══ Records for this exercise
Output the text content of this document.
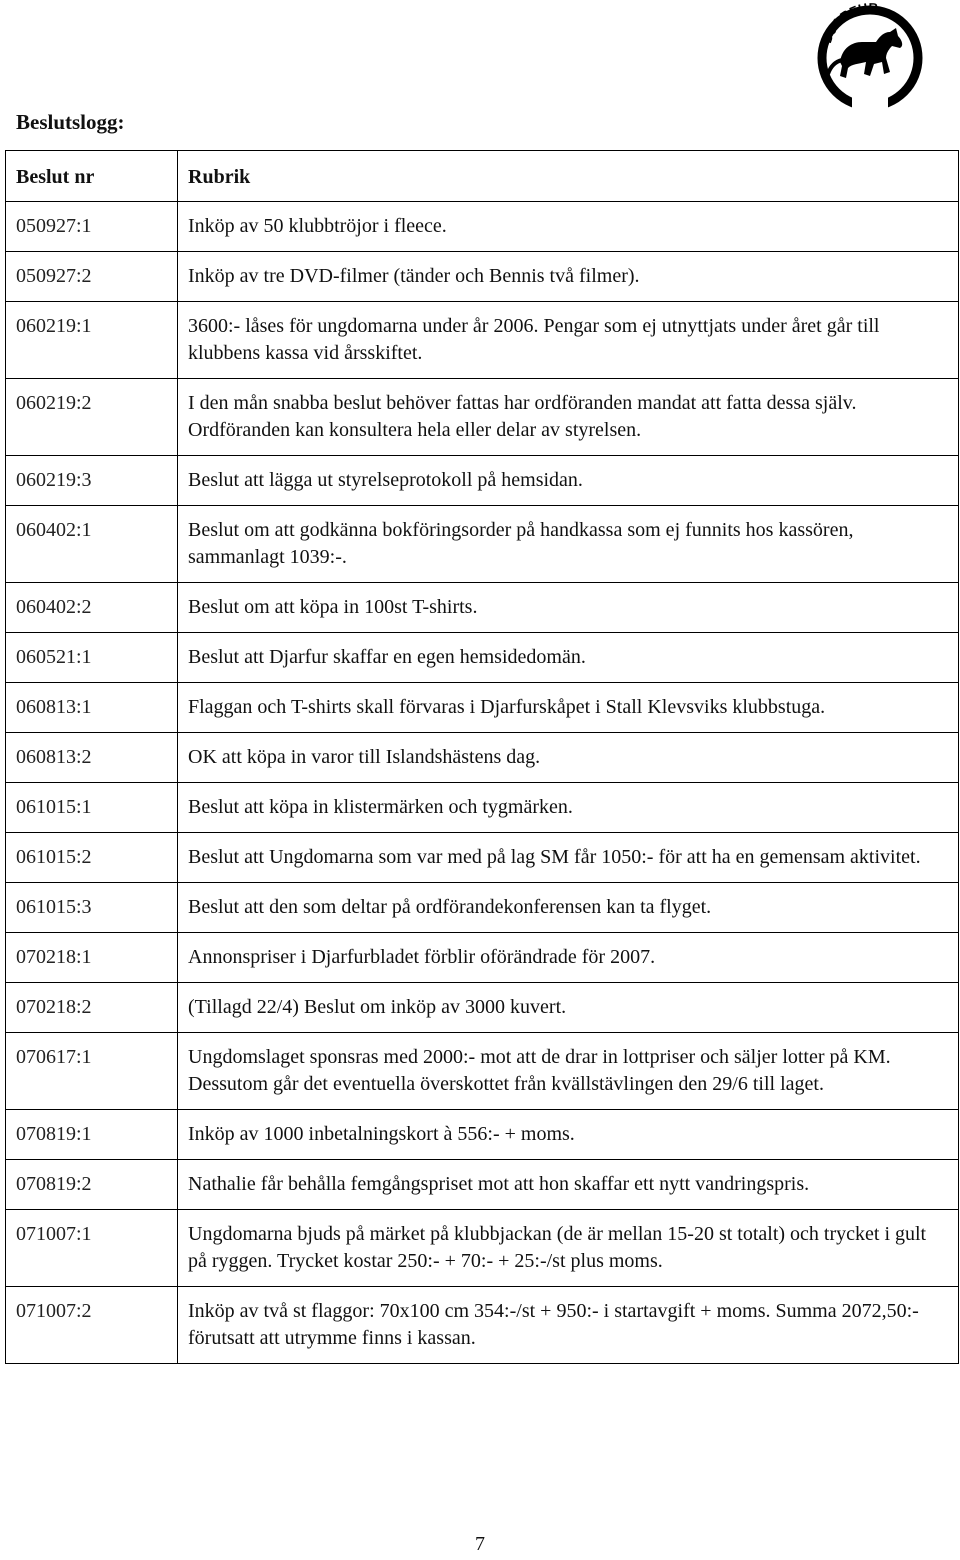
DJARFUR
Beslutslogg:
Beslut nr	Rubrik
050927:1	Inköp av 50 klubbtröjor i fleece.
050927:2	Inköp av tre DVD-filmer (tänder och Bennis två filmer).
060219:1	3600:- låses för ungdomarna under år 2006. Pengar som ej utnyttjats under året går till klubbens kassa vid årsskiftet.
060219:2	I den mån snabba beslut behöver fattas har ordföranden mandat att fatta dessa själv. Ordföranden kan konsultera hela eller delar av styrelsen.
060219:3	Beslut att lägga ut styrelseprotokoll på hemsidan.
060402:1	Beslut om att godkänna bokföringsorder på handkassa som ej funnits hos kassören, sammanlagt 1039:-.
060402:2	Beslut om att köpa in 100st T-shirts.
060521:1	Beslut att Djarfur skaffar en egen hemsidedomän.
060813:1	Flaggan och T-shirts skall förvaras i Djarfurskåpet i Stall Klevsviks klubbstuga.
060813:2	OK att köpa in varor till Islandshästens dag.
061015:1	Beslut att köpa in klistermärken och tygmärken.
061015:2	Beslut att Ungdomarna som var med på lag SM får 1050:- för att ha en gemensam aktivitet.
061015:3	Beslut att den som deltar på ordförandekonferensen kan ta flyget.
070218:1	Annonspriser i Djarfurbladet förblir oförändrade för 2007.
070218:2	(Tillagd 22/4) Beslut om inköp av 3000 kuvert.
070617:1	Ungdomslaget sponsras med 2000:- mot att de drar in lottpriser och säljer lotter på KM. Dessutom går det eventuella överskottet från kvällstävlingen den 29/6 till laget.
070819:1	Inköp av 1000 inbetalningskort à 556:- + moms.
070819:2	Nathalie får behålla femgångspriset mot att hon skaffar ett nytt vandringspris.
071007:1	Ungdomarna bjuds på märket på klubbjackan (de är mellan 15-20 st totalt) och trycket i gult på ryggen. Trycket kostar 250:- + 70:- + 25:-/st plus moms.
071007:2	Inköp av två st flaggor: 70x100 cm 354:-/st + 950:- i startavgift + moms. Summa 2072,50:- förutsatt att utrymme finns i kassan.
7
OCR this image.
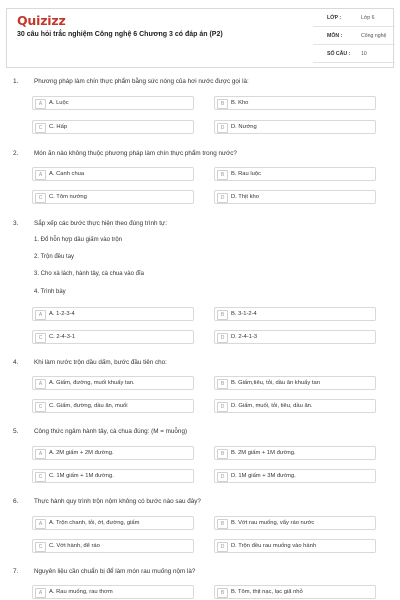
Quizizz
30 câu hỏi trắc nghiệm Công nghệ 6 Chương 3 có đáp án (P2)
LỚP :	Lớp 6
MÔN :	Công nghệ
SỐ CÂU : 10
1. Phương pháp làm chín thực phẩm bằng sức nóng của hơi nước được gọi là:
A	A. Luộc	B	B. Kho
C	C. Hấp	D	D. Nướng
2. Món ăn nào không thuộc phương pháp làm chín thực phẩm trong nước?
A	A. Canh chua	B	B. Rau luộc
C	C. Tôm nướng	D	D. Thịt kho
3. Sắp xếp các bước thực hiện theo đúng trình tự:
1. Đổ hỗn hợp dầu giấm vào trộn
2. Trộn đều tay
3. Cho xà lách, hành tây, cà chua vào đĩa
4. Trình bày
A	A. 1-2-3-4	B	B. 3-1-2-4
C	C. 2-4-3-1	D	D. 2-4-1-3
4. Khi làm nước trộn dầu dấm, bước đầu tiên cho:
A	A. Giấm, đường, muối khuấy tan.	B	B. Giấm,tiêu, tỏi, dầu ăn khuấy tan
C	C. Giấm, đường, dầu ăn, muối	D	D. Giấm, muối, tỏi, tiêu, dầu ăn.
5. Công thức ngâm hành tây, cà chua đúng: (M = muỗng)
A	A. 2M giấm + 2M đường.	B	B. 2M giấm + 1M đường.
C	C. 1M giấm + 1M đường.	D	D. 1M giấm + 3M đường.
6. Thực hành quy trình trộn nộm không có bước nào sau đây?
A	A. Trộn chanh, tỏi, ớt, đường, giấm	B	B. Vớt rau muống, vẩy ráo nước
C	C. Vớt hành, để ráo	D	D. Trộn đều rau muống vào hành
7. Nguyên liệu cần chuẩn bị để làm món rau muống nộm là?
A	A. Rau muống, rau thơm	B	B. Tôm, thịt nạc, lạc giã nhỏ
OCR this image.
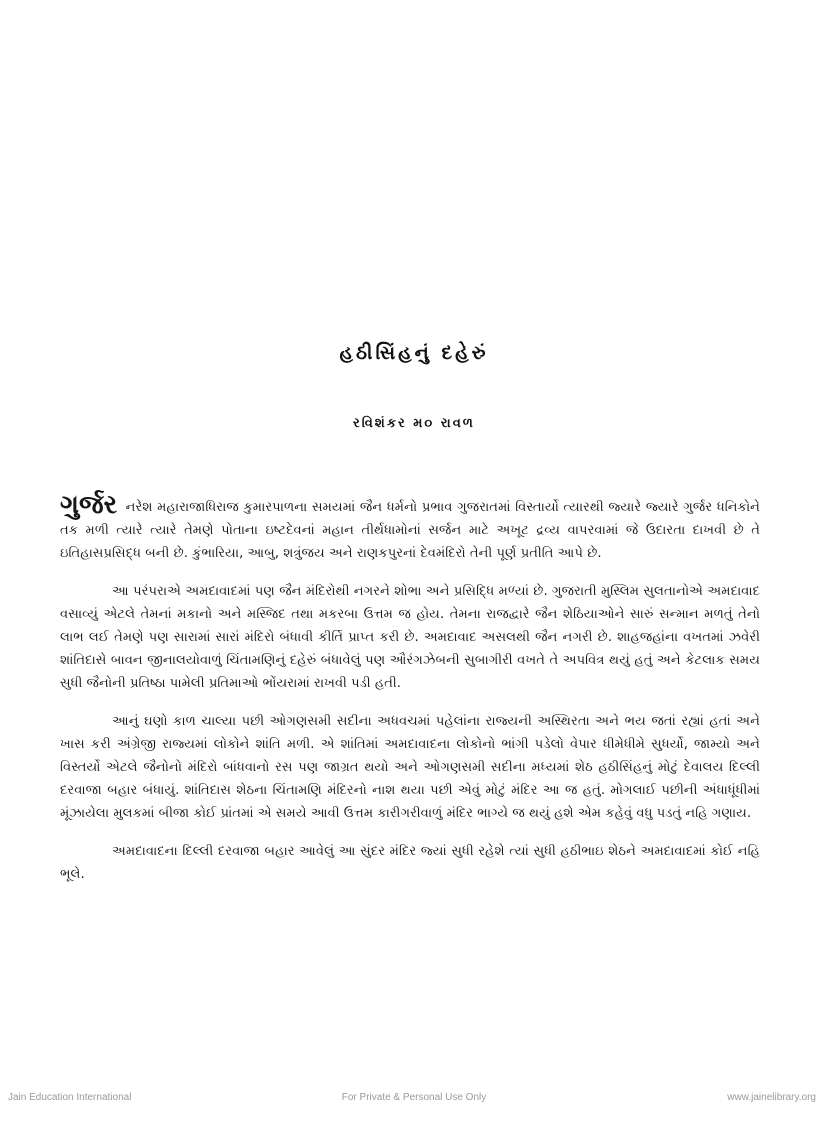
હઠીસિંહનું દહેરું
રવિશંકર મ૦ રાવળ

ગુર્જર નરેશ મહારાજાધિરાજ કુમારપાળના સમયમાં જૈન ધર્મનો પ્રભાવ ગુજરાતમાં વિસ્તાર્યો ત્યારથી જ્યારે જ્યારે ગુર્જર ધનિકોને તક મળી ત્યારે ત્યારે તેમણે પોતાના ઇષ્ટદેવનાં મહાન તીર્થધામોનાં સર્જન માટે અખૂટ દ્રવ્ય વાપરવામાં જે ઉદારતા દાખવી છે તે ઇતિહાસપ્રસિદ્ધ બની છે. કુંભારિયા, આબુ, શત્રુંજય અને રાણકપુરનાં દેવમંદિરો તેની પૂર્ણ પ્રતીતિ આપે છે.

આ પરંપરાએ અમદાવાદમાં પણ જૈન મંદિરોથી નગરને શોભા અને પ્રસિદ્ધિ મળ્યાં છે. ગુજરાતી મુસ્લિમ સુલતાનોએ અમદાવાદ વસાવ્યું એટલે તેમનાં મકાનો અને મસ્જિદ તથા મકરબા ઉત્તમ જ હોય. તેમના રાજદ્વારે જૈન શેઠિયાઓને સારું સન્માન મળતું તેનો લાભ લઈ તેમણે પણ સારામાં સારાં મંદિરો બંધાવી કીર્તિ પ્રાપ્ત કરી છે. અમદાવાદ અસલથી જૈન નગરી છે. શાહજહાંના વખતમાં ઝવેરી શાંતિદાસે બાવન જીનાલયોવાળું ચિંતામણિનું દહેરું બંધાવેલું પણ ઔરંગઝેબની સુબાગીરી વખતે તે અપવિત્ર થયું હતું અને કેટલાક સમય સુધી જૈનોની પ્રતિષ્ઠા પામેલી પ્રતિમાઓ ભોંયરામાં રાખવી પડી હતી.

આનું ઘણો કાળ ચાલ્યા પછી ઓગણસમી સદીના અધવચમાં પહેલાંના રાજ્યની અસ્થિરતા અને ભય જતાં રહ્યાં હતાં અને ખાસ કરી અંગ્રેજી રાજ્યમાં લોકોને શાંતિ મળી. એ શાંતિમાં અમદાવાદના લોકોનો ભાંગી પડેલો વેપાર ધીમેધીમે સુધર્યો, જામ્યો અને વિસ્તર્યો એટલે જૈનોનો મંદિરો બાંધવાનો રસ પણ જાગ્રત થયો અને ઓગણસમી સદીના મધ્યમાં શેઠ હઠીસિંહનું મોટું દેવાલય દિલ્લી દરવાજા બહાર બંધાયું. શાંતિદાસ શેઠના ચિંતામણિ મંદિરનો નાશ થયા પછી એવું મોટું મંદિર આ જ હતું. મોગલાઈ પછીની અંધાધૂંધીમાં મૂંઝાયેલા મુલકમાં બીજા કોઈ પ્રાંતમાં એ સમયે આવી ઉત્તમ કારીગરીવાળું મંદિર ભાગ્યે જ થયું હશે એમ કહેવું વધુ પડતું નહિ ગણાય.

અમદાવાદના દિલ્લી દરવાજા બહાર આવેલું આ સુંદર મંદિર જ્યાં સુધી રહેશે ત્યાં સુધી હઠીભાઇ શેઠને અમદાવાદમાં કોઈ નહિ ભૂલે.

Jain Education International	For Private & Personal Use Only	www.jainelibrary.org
════
What you will do:
Return each line exactly as written. Any picture gets left out.

Written response:
Output the text content of this document.
DJARFUR
Beslutslogg:
Beslut nr	Rubrik
050927:1	Inköp av 50 klubbtröjor i fleece.
050927:2	Inköp av tre DVD-filmer (tänder och Bennis två filmer).
060219:1	3600:- låses för ungdomarna under år 2006. Pengar som ej utnyttjats under året går till klubbens kassa vid årsskiftet.
060219:2	I den mån snabba beslut behöver fattas har ordföranden mandat att fatta dessa själv. Ordföranden kan konsultera hela eller delar av styrelsen.
060219:3	Beslut att lägga ut styrelseprotokoll på hemsidan.
060402:1	Beslut om att godkänna bokföringsorder på handkassa som ej funnits hos kassören, sammanlagt 1039:-.
060402:2	Beslut om att köpa in 100st T-shirts.
060521:1	Beslut att Djarfur skaffar en egen hemsidedomän.
060813:1	Flaggan och T-shirts skall förvaras i Djarfurskåpet i Stall Klevsviks klubbstuga.
060813:2	OK att köpa in varor till Islandshästens dag.
061015:1	Beslut att köpa in klistermärken och tygmärken.
061015:2	Beslut att Ungdomarna som var med på lag SM får 1050:- för att ha en gemensam aktivitet.
061015:3	Beslut att den som deltar på ordförandekonferensen kan ta flyget.
070218:1	Annonspriser i Djarfurbladet förblir oförändrade för 2007.
070218:2	(Tillagd 22/4) Beslut om inköp av 3000 kuvert.
070617:1	Ungdomslaget sponsras med 2000:- mot att de drar in lottpriser och säljer lotter på KM. Dessutom går det eventuella överskottet från kvällstävlingen den 29/6 till laget.
070819:1	Inköp av 1000 inbetalningskort à 556:- + moms.
070819:2	Nathalie får behålla femgångspriset mot att hon skaffar ett nytt vandringspris.
071007:1	Ungdomarna bjuds på märket på klubbjackan (de är mellan 15-20 st totalt) och trycket i gult på ryggen. Trycket kostar 250:- + 70:- + 25:-/st plus moms.
071007:2	Inköp av två st flaggor: 70x100 cm 354:-/st + 950:- i startavgift + moms. Summa 2072,50:- förutsatt att utrymme finns i kassan.
7
OCR this image.
Quizizz
30 câu hỏi trắc nghiệm Công nghệ 6 Chương 3 có đáp án (P2)
LỚP :	Lớp 6
MÔN :	Công nghệ
SỐ CÂU : 10
1. Phương pháp làm chín thực phẩm bằng sức nóng của hơi nước được gọi là:
A	A. Luộc	B	B. Kho
C	C. Hấp	D	D. Nướng
2. Món ăn nào không thuộc phương pháp làm chín thực phẩm trong nước?
A	A. Canh chua	B	B. Rau luộc
C	C. Tôm nướng	D	D. Thịt kho
3. Sắp xếp các bước thực hiện theo đúng trình tự:
1. Đổ hỗn hợp dầu giấm vào trộn
2. Trộn đều tay
3. Cho xà lách, hành tây, cà chua vào đĩa
4. Trình bày
A	A. 1-2-3-4	B	B. 3-1-2-4
C	C. 2-4-3-1	D	D. 2-4-1-3
4. Khi làm nước trộn dầu dấm, bước đầu tiên cho:
A	A. Giấm, đường, muối khuấy tan.	B	B. Giấm,tiêu, tỏi, dầu ăn khuấy tan
C	C. Giấm, đường, dầu ăn, muối	D	D. Giấm, muối, tỏi, tiêu, dầu ăn.
5. Công thức ngâm hành tây, cà chua đúng: (M = muỗng)
A	A. 2M giấm + 2M đường.	B	B. 2M giấm + 1M đường.
C	C. 1M giấm + 1M đường.	D	D. 1M giấm + 3M đường.
6. Thực hành quy trình trộn nộm không có bước nào sau đây?
A	A. Trộn chanh, tỏi, ớt, đường, giấm	B	B. Vớt rau muống, vẩy ráo nước
C	C. Vớt hành, để ráo	D	D. Trộn đều rau muống vào hành
7. Nguyên liệu cần chuẩn bị để làm món rau muống nộm là?
A	A. Rau muống, rau thơm	B	B. Tôm, thịt nạc, lạc giã nhỏ
OCR this image.
હઠીસિંહનું દહેરું
રવિશંકર મ૦ રાવળ

ગુર્જર નરેશ મહારાજાધિરાજ કુમારપાળના સમયમાં જૈન ધર્મનો પ્રભાવ ગુજરાતમાં વિસ્તાર્યો ત્યારથી જ્યારે જ્યારે ગુર્જર ધનિકોને તક મળી ત્યારે ત્યારે તેમણે પોતાના ઇષ્ટદેવનાં મહાન તીર્થધામોનાં સર્જન માટે અખૂટ દ્રવ્ય વાપરવામાં જે ઉદારતા દાખવી છે તે ઇતિહાસપ્રસિદ્ધ બની છે. કુંભારિયા, આબુ, શત્રુંજય અને રાણકપુરનાં દેવમંદિરો તેની પૂર્ણ પ્રતીતિ આપે છે.

આ પરંપરાએ અમદાવાદમાં પણ જૈન મંદિરોથી નગરને શોભા અને પ્રસિદ્ધિ મળ્યાં છે. ગુજરાતી મુસ્લિમ સુલતાનોએ અમદાવાદ વસાવ્યું એટલે તેમનાં મકાનો અને મસ્જિદ તથા મકરબા ઉત્તમ જ હોય. તેમના રાજદ્વારે જૈન શેઠિયાઓને સારું સન્માન મળતું તેનો લાભ લઈ તેમણે પણ સારામાં સારાં મંદિરો બંધાવી કીર્તિ પ્રાપ્ત કરી છે. અમદાવાદ અસલથી જૈન નગરી છે. શાહજહાંના વખતમાં ઝવેરી શાંતિદાસે બાવન જીનાલયોવાળું ચિંતામણિનું દહેરું બંધાવેલું પણ ઔરંગઝેબની સુબાગીરી વખતે તે અપવિત્ર થયું હતું અને કેટલાક સમય સુધી જૈનોની પ્રતિષ્ઠા પામેલી પ્રતિમાઓ ભોંયરામાં રાખવી પડી હતી.

આનું ઘણો કાળ ચાલ્યા પછી ઓગણસમી સદીના અધવચમાં પહેલાંના રાજ્યની અસ્થિરતા અને ભય જતાં રહ્યાં હતાં અને ખાસ કરી અંગ્રેજી રાજ્યમાં લોકોને શાંતિ મળી. એ શાંતિમાં અમદાવાદના લોકોનો ભાંગી પડેલો વેપાર ધીમેધીમે સુધર્યો, જામ્યો અને વિસ્તર્યો એટલે જૈનોનો મંદિરો બાંધવાનો રસ પણ જાગ્રત થયો અને ઓગણસમી સદીના મધ્યમાં શેઠ હઠીસિંહનું મોટું દેવાલય દિલ્લી દરવાજા બહાર બંધાયું. શાંતિદાસ શેઠના ચિંતામણિ મંદિરનો નાશ થયા પછી એવું મોટું મંદિર આ જ હતું. મોગલાઈ પછીની અંધાધૂંધીમાં મૂંઝાયેલા મુલકમાં બીજા કોઈ પ્રાંતમાં એ સમયે આવી ઉત્તમ કારીગરીવાળું મંદિર ભાગ્યે જ થયું હશે એમ કહેવું વધુ પડતું નહિ ગણાય.

અમદાવાદના દિલ્લી દરવાજા બહાર આવેલું આ સુંદર મંદિર જ્યાં સુધી રહેશે ત્યાં સુધી હઠીભાઇ શેઠને અમદાવાદમાં કોઈ નહિ ભૂલે.

Jain Education International	For Private & Personal Use Only	www.jainelibrary.org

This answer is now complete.